__TASK TO CARRY OUT__
Could you repeat, word for word, every line from the one containing "Read all visible content and emit it as JSON." through the final line of the records below, and nothing else?

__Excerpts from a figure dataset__
+ + + + +
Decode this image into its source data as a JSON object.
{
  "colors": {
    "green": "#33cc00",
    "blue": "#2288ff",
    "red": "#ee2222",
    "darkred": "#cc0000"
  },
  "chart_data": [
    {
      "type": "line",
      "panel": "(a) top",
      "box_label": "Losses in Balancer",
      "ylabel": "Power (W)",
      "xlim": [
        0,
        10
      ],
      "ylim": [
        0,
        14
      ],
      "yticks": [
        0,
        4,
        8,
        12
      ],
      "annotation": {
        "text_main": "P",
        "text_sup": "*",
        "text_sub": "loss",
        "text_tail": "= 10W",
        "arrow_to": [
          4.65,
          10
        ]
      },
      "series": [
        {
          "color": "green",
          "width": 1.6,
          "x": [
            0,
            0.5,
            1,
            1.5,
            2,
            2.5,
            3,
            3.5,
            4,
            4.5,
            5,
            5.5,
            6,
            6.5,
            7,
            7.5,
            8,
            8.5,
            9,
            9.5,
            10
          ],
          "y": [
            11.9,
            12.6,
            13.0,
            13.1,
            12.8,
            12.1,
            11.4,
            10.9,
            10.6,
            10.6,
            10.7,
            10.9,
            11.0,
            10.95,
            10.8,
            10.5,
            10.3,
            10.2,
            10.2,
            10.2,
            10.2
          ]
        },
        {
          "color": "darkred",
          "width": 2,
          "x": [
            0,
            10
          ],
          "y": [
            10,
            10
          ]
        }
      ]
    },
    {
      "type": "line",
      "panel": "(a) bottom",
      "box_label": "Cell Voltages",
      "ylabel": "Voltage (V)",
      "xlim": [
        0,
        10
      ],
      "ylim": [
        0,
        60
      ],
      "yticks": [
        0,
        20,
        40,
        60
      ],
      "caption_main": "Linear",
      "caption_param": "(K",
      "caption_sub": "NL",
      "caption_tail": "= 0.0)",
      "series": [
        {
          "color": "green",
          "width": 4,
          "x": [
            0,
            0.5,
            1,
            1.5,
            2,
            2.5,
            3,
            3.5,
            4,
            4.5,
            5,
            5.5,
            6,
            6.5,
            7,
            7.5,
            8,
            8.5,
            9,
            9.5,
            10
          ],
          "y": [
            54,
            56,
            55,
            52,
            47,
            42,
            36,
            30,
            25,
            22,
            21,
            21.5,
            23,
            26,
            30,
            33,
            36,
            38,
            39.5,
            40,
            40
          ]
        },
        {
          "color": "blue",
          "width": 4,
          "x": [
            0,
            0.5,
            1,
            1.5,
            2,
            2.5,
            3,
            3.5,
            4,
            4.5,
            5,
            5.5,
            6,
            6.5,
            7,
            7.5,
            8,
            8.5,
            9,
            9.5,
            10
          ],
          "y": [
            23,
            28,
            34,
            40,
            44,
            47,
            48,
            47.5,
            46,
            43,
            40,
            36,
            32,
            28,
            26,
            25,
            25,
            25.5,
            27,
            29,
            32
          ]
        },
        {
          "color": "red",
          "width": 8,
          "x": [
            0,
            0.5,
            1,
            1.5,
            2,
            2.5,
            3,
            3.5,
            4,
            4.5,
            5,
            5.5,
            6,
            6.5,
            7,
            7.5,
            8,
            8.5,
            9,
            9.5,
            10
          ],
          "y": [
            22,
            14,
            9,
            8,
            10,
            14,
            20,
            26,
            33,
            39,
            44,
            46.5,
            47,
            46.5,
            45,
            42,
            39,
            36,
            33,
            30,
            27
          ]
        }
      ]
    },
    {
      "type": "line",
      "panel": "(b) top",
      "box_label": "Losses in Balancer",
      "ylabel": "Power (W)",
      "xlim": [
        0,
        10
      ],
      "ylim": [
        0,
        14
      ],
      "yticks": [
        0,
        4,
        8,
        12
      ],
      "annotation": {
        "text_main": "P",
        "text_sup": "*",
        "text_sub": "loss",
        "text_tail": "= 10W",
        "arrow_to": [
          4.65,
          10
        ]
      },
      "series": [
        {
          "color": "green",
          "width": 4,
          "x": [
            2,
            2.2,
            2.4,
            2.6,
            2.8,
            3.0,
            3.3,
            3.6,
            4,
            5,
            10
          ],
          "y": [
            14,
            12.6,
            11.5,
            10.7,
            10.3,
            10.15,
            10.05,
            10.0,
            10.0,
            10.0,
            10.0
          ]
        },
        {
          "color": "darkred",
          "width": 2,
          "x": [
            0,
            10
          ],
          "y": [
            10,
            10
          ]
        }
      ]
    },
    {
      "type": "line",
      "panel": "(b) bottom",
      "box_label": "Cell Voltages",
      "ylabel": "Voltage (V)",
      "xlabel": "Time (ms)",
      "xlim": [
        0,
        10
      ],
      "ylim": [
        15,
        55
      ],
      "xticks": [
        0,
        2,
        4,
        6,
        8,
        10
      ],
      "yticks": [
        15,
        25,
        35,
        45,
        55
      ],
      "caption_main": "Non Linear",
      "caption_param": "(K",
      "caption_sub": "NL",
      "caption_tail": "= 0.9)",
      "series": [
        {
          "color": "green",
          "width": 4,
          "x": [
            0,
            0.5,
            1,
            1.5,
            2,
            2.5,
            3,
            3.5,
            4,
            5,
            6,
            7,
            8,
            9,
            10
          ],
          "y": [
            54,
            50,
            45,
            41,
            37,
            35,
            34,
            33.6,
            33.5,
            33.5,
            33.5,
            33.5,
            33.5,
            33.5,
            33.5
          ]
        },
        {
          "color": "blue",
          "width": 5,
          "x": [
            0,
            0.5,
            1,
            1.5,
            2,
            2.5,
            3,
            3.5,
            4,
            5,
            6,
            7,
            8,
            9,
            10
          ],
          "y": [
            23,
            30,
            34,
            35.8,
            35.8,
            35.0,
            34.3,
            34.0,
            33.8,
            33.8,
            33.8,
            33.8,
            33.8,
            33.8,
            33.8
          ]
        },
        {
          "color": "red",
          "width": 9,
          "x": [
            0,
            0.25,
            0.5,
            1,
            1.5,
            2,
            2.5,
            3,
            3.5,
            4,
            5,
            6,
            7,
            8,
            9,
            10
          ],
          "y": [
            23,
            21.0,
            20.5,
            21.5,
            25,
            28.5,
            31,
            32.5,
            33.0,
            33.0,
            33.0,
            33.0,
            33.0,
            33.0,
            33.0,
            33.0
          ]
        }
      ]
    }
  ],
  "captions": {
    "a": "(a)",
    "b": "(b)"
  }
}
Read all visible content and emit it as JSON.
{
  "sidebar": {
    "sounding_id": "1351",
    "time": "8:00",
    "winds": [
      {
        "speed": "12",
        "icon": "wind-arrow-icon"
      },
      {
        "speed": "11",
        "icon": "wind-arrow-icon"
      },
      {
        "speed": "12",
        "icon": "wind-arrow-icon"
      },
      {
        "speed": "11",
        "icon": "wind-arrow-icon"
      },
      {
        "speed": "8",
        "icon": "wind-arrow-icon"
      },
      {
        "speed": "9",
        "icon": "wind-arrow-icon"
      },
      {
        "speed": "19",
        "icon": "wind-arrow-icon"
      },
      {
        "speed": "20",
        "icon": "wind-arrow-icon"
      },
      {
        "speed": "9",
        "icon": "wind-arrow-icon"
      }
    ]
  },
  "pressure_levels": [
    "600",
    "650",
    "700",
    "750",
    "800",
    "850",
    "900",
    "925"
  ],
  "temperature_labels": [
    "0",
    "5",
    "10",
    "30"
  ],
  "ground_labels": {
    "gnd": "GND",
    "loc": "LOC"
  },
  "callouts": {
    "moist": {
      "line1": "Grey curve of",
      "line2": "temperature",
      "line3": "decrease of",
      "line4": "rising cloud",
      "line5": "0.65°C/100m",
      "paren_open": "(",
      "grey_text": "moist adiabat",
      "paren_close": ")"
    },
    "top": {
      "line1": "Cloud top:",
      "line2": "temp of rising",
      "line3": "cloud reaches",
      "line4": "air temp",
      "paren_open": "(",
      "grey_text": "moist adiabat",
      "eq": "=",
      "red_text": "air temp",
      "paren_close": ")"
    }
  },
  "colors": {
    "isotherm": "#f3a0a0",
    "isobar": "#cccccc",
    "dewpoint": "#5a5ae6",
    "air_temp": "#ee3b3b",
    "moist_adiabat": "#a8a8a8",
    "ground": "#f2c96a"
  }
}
+ + + + +
__EXERCISE OUTPUT__
Read all visible content and emit it as JSON.
{
  "sidebar": {
    "sounding_id": "1351",
    "time": "8:00",
    "winds": [
      {
        "speed": "12",
        "icon": "wind-arrow-icon"
      },
      {
        "speed": "11",
        "icon": "wind-arrow-icon"
      },
      {
        "speed": "12",
        "icon": "wind-arrow-icon"
      },
      {
        "speed": "11",
        "icon": "wind-arrow-icon"
      },
      {
        "speed": "8",
        "icon": "wind-arrow-icon"
      },
      {
        "speed": "9",
        "icon": "wind-arrow-icon"
      },
      {
        "speed": "19",
        "icon": "wind-arrow-icon"
      },
      {
        "speed": "20",
        "icon": "wind-arrow-icon"
      },
      {
        "speed": "9",
        "icon": "wind-arrow-icon"
      }
    ]
  },
  "pressure_levels": [
    "600",
    "650",
    "700",
    "750",
    "800",
    "850",
    "900",
    "925"
  ],
  "temperature_labels": [
    "0",
    "5",
    "10",
    "30"
  ],
  "ground_labels": {
    "gnd": "GND",
    "loc": "LOC"
  },
  "callouts": {
    "moist": {
      "line1": "Grey curve of",
      "line2": "temperature",
      "line3": "decrease of",
      "line4": "rising cloud",
      "line5": "0.65°C/100m",
      "paren_open": "(",
      "grey_text": "moist adiabat",
      "paren_close": ")"
    },
    "top": {
      "line1": "Cloud top:",
      "line2": "temp of rising",
      "line3": "cloud reaches",
      "line4": "air temp",
      "paren_open": "(",
      "grey_text": "moist adiabat",
      "eq": "=",
      "red_text": "air temp",
      "paren_close": ")"
    }
  },
  "colors": {
    "isotherm": "#f3a0a0",
    "isobar": "#cccccc",
    "dewpoint": "#5a5ae6",
    "air_temp": "#ee3b3b",
    "moist_adiabat": "#a8a8a8",
    "ground": "#f2c96a"
  }
}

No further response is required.